▶ _EXERCISE_: Your task is to copy all of the entries exactly as they are given.

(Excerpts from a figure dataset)
━━━━

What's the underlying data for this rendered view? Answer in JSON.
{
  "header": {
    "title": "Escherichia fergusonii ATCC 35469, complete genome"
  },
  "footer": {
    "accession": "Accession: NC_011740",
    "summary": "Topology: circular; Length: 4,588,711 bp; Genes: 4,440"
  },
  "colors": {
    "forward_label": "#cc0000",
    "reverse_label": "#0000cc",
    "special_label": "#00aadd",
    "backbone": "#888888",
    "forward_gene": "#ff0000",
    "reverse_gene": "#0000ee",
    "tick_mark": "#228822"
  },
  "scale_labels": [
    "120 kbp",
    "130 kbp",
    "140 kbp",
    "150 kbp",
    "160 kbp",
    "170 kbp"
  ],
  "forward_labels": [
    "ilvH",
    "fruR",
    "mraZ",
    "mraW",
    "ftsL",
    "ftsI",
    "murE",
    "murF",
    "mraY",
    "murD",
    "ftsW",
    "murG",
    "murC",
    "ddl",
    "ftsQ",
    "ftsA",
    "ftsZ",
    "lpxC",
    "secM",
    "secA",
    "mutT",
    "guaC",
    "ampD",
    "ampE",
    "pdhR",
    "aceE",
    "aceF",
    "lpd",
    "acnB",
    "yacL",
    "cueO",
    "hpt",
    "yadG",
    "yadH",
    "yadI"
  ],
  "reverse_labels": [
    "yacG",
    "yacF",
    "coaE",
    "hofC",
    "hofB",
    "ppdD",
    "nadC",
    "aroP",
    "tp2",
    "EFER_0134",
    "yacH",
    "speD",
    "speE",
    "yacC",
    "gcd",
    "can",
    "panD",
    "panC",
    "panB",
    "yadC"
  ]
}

━━━━

▶ _SOLUTION BELOW_:
What's the underlying data for this rendered view? Answer in JSON.
{
  "header": {
    "title": "Escherichia fergusonii ATCC 35469, complete genome"
  },
  "footer": {
    "accession": "Accession: NC_011740",
    "summary": "Topology: circular; Length: 4,588,711 bp; Genes: 4,440"
  },
  "colors": {
    "forward_label": "#cc0000",
    "reverse_label": "#0000cc",
    "special_label": "#00aadd",
    "backbone": "#888888",
    "forward_gene": "#ff0000",
    "reverse_gene": "#0000ee",
    "tick_mark": "#228822"
  },
  "scale_labels": [
    "120 kbp",
    "130 kbp",
    "140 kbp",
    "150 kbp",
    "160 kbp",
    "170 kbp"
  ],
  "forward_labels": [
    "ilvH",
    "fruR",
    "mraZ",
    "mraW",
    "ftsL",
    "ftsI",
    "murE",
    "murF",
    "mraY",
    "murD",
    "ftsW",
    "murG",
    "murC",
    "ddl",
    "ftsQ",
    "ftsA",
    "ftsZ",
    "lpxC",
    "secM",
    "secA",
    "mutT",
    "guaC",
    "ampD",
    "ampE",
    "pdhR",
    "aceE",
    "aceF",
    "lpd",
    "acnB",
    "yacL",
    "cueO",
    "hpt",
    "yadG",
    "yadH",
    "yadI"
  ],
  "reverse_labels": [
    "yacG",
    "yacF",
    "coaE",
    "hofC",
    "hofB",
    "ppdD",
    "nadC",
    "aroP",
    "tp2",
    "EFER_0134",
    "yacH",
    "speD",
    "speE",
    "yacC",
    "gcd",
    "can",
    "panD",
    "panC",
    "panB",
    "yadC"
  ]
}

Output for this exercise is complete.